-- Start TASK DATA --
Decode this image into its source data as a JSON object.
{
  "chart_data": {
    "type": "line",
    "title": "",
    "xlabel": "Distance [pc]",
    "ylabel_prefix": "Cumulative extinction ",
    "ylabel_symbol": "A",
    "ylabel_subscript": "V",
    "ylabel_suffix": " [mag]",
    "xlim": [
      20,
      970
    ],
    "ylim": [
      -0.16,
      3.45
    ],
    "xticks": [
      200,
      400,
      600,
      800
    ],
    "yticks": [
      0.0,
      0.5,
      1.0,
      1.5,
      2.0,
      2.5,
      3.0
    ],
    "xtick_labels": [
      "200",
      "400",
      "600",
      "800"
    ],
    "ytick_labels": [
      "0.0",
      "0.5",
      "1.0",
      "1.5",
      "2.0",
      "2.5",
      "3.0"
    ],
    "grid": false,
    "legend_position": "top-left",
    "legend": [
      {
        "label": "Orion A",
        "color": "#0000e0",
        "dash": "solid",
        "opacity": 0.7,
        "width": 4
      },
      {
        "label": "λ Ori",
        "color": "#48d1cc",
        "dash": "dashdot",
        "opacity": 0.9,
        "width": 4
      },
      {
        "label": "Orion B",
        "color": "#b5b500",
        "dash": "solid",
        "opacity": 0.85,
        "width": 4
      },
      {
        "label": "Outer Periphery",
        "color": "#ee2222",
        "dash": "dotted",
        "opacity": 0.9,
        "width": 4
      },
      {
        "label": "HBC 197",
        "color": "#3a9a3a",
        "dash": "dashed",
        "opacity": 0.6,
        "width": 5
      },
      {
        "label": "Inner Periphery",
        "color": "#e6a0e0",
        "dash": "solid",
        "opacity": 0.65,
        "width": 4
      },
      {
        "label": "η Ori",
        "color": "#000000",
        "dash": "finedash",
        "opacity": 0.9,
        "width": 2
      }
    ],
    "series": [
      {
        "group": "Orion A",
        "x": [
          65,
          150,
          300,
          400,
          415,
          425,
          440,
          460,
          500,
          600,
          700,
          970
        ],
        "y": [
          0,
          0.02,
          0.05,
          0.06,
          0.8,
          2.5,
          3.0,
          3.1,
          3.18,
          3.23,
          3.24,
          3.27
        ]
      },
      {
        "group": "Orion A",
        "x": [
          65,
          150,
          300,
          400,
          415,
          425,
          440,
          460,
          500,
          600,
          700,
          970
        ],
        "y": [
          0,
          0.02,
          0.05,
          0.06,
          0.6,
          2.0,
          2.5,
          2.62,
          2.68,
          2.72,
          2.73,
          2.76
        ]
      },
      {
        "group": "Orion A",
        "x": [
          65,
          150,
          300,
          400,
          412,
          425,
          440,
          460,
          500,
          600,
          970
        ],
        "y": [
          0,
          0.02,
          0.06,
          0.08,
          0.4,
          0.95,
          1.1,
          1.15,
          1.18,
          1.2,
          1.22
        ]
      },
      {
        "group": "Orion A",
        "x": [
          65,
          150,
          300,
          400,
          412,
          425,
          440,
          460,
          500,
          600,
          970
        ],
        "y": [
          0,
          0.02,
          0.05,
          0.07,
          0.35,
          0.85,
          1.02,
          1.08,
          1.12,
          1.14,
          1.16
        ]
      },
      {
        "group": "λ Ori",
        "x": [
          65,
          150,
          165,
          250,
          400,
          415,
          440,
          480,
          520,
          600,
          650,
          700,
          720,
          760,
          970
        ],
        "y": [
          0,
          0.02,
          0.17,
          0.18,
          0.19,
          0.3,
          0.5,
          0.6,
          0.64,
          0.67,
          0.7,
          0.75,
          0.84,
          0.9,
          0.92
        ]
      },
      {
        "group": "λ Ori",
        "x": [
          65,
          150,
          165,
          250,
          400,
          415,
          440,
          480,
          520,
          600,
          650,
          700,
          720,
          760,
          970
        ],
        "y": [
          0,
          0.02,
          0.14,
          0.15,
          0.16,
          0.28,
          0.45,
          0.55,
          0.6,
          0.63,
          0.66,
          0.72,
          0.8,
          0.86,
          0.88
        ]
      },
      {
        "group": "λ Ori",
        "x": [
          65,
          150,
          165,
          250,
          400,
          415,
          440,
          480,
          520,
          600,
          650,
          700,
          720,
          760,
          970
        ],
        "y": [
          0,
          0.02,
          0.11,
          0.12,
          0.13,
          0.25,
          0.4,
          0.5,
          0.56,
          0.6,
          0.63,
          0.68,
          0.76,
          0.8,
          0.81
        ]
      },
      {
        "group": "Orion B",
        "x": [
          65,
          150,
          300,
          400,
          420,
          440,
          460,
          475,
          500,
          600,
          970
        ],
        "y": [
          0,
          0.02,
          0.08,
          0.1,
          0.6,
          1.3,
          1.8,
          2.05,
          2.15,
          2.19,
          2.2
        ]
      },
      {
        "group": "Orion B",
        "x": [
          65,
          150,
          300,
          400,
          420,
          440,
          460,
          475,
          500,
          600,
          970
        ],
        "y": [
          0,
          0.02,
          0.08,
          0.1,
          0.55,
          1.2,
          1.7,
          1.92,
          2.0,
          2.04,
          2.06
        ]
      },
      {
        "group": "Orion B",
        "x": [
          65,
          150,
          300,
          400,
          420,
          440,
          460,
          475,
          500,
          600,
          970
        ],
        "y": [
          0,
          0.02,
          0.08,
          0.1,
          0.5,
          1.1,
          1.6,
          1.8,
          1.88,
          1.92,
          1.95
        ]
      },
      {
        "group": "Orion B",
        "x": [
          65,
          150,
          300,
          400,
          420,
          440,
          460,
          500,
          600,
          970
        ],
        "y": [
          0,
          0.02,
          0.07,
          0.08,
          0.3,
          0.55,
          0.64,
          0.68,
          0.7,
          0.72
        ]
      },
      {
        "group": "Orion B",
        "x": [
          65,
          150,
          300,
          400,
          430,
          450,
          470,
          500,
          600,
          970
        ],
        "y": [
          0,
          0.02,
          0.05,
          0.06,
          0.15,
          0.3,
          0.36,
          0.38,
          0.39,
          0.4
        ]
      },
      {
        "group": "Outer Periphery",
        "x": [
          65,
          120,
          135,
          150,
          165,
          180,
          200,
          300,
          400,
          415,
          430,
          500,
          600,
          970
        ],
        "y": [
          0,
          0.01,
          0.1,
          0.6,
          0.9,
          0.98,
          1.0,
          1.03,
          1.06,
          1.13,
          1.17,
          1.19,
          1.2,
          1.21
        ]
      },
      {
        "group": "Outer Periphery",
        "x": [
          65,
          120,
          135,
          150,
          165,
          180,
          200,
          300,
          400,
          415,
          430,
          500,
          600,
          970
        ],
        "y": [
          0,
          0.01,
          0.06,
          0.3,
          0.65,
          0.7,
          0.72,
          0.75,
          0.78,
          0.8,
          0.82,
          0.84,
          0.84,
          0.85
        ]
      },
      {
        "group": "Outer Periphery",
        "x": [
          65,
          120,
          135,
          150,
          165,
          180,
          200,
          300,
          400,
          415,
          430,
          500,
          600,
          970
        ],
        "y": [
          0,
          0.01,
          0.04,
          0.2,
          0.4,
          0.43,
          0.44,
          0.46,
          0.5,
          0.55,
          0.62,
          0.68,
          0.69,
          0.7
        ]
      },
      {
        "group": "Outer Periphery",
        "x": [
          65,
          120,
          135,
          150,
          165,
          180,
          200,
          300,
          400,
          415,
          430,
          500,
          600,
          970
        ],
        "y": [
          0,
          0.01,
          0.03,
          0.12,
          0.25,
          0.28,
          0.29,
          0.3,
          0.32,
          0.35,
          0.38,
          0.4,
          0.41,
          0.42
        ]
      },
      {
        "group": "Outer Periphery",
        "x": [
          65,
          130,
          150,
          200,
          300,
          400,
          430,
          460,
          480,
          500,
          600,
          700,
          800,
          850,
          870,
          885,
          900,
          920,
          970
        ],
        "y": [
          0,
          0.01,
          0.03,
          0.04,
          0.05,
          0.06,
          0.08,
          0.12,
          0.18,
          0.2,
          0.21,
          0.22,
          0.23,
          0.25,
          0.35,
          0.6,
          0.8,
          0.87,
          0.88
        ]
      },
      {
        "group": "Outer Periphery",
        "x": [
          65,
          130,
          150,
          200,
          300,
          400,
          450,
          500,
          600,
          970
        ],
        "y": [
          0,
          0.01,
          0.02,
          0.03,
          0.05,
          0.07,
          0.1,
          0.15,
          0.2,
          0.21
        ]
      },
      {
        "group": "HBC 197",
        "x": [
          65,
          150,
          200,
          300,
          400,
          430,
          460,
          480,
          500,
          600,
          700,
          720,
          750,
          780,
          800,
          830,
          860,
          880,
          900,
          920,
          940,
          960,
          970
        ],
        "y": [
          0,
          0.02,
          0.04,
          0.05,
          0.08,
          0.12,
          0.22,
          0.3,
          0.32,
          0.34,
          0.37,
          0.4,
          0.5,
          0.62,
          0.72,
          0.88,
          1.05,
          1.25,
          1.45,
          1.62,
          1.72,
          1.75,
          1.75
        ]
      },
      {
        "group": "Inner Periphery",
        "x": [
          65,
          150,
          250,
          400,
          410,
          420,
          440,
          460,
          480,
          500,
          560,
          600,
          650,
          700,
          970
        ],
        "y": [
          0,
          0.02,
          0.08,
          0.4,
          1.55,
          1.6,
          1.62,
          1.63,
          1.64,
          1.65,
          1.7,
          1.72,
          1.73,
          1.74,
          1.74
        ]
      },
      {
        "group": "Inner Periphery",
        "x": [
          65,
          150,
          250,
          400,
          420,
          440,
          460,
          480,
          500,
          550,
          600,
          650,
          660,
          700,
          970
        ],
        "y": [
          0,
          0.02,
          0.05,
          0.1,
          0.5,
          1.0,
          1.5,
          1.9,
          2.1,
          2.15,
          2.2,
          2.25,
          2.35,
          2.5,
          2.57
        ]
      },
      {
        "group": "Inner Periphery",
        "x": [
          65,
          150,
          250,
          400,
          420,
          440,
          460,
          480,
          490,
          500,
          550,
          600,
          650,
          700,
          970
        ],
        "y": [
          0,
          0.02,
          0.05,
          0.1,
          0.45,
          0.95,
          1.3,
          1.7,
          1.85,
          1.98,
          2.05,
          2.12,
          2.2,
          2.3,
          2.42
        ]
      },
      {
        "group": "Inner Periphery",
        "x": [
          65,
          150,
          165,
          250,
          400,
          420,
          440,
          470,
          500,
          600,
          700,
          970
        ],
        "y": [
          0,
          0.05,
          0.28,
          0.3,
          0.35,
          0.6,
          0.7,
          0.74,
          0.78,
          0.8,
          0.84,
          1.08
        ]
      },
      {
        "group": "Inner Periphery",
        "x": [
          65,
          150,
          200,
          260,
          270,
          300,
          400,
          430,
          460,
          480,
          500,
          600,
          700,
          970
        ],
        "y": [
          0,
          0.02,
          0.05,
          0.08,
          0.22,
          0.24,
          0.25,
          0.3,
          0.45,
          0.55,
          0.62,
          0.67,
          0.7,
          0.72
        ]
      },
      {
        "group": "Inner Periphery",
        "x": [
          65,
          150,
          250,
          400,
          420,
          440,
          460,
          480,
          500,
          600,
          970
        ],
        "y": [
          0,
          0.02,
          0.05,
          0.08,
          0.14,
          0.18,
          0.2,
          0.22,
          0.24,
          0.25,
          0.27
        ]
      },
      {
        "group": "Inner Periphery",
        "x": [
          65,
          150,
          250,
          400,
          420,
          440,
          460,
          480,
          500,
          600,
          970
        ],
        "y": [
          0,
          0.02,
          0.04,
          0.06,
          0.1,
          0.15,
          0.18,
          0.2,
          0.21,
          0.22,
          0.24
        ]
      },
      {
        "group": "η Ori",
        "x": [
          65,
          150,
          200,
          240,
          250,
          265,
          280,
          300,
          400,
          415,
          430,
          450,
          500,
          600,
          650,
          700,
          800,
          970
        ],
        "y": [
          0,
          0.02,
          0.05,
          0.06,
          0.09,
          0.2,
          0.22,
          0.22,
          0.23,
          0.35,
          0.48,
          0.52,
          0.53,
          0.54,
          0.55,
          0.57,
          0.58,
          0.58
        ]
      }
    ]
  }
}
-- End TASK DATA --
GOAL OF THE EXERCISE
Identify how many lines in the entries above contain the word "opacity" and provide only that figure.

TASK OUTPUT
7